[Entries taken from a collection]
*-*-*

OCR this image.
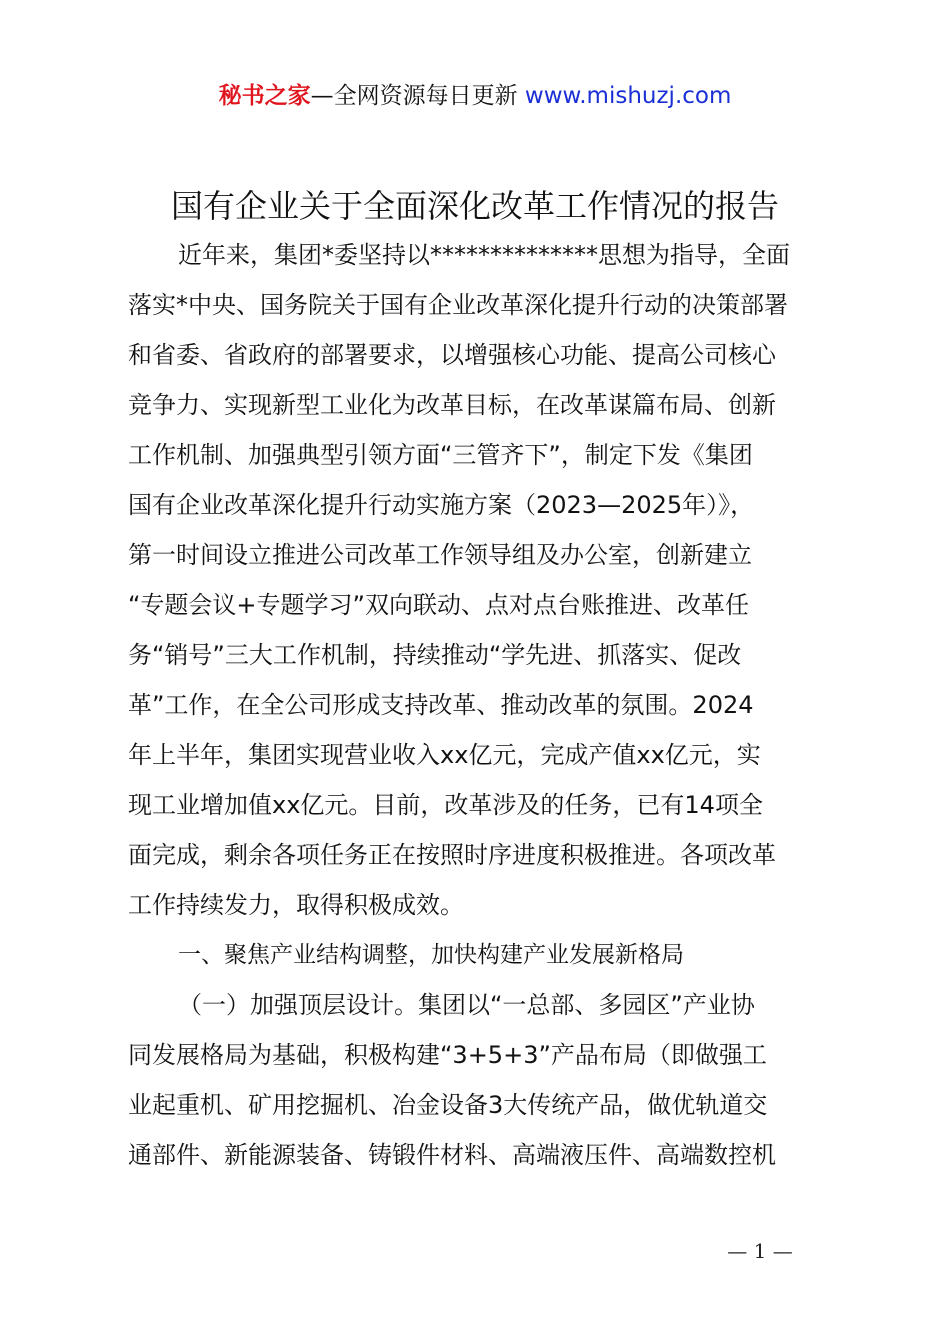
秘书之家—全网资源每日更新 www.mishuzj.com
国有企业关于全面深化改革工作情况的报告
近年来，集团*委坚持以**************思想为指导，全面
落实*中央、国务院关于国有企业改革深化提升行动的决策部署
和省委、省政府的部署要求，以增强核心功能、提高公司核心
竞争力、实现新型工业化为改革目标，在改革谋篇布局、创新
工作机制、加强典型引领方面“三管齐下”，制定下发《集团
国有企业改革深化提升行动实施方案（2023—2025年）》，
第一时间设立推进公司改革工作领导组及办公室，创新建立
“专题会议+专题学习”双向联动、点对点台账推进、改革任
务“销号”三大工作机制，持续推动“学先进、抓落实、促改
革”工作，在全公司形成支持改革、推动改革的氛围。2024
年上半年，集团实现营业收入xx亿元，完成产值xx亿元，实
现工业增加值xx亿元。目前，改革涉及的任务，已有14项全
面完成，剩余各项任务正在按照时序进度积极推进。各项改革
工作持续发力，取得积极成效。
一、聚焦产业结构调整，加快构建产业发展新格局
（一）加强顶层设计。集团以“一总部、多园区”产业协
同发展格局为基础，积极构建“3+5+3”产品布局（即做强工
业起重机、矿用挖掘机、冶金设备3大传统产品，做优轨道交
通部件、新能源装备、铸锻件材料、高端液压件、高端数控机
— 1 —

*-*-*

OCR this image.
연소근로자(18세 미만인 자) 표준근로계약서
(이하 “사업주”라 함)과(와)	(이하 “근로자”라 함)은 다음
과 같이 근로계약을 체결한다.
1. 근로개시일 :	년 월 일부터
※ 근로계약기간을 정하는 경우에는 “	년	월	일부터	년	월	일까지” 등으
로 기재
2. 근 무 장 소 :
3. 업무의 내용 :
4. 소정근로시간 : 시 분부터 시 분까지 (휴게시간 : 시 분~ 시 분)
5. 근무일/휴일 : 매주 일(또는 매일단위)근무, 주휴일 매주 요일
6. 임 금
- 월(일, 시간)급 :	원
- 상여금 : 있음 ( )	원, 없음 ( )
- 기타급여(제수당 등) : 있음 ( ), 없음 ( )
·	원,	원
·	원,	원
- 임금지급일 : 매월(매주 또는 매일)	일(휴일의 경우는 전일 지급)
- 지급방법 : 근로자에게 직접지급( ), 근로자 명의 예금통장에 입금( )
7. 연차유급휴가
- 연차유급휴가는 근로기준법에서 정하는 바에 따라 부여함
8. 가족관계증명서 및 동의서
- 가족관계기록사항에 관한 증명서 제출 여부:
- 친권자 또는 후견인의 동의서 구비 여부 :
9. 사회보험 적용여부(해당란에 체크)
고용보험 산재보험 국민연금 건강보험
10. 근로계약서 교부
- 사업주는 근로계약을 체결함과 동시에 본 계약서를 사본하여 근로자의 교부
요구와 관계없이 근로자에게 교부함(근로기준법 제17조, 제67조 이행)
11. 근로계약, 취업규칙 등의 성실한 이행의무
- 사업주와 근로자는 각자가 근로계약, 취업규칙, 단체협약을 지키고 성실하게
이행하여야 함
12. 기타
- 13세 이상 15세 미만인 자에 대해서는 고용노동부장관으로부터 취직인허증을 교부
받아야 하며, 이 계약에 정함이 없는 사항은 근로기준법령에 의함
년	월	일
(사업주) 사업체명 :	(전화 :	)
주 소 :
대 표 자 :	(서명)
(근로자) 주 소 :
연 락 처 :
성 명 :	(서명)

*-*-*

* Written problem *
From the data, list each line in which the string "취업규칙" appears.

* Answer to this exercise *
11. 근로계약, 취업규칙 등의 성실한 이행의무
- 사업주와 근로자는 각자가 근로계약, 취업규칙, 단체협약을 지키고 성실하게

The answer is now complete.